• [EXERCISE GOAL] Which lines in the records below contain the word "Catherine"? Copy each one out.

--- begin MATERIAL SHOWN ---

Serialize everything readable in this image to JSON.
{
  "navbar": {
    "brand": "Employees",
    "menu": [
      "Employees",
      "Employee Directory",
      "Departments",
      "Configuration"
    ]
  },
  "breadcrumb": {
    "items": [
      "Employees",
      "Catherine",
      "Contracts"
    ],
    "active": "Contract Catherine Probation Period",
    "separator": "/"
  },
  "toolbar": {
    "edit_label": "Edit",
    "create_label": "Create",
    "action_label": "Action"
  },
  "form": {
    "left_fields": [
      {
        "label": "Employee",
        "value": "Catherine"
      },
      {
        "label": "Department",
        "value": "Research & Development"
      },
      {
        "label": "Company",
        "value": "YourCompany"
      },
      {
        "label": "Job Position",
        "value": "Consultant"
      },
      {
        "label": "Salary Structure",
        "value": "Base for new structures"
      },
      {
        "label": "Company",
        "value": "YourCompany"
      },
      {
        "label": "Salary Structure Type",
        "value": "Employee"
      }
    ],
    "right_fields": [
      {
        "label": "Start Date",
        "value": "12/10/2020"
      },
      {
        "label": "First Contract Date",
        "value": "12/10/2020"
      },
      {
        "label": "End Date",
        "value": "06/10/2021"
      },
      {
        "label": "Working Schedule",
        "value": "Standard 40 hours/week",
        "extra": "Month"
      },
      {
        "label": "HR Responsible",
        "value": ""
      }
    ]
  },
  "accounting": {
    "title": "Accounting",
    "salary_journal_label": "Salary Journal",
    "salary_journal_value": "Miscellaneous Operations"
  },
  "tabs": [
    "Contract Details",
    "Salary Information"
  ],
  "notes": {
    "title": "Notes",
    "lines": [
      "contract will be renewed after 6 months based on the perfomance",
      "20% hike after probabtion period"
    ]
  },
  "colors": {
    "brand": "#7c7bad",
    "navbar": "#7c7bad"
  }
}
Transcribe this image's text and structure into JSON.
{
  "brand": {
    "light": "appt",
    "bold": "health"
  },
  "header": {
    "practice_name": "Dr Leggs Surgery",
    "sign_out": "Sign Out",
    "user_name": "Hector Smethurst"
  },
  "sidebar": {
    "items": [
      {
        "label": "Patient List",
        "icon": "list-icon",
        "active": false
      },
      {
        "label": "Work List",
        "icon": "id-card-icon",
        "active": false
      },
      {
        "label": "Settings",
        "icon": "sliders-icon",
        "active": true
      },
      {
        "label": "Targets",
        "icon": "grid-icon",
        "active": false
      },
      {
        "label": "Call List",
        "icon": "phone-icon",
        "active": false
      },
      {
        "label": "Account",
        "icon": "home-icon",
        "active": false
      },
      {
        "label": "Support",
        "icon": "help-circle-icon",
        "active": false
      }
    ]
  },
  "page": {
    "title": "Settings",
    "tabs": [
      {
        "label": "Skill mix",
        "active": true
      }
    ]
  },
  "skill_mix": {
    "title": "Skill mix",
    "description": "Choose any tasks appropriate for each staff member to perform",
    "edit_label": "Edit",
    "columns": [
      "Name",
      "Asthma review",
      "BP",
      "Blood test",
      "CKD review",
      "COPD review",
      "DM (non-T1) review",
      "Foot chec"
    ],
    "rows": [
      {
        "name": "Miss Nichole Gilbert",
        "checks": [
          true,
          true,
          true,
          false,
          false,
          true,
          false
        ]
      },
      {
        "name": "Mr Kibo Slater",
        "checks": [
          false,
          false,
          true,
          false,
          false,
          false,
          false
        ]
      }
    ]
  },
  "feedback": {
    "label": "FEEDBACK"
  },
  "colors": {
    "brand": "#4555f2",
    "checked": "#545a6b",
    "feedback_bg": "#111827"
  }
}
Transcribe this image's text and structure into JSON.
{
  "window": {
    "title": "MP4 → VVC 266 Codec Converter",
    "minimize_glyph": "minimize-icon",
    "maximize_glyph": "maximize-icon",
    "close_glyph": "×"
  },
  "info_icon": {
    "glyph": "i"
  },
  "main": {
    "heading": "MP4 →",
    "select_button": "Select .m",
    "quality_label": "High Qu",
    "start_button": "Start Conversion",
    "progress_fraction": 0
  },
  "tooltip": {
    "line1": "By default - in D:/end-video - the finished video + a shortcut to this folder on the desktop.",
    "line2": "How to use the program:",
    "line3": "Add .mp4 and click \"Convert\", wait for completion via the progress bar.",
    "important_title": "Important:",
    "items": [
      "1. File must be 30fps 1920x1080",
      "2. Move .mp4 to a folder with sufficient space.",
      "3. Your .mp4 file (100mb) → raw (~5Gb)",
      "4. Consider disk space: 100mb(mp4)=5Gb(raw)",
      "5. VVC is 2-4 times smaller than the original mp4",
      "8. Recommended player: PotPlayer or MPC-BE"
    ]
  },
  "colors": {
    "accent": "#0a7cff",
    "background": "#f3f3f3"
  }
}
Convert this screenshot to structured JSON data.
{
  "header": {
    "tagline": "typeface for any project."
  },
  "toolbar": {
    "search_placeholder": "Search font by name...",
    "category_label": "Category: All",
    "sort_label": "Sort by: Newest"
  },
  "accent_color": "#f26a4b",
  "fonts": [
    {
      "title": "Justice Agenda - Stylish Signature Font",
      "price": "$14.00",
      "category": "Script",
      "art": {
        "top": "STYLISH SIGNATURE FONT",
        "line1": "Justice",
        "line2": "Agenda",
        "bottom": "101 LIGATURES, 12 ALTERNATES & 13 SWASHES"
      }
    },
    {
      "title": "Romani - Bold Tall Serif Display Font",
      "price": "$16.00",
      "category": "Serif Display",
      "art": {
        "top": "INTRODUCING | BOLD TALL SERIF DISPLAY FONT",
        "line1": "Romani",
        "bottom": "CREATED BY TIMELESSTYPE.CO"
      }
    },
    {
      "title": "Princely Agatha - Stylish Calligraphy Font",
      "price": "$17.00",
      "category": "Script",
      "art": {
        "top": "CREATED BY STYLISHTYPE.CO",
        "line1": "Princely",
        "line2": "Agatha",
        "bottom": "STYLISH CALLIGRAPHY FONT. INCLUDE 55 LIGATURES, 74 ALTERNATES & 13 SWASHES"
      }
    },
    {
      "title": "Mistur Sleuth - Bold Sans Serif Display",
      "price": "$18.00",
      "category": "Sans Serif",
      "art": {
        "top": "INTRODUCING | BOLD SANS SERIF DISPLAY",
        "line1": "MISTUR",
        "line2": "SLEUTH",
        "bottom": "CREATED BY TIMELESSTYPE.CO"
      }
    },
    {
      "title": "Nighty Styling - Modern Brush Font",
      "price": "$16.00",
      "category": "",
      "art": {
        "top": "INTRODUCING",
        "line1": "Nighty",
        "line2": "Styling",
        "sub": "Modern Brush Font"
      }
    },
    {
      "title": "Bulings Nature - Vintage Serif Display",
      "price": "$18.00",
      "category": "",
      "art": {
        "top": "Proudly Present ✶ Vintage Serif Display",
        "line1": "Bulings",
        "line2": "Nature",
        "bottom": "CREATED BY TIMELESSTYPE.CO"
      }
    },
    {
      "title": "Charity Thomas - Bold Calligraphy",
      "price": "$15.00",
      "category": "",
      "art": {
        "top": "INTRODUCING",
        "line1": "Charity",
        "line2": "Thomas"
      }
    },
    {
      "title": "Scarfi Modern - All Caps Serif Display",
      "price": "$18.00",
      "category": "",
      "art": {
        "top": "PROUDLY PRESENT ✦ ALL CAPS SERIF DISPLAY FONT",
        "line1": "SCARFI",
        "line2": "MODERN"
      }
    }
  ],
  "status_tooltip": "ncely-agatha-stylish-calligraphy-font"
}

--- end MATERIAL SHOWN ---

• [OUTPUT OF THE EXERCISE]
      "Catherine",
    "active": "Contract Catherine Probation Period",
        "value": "Catherine"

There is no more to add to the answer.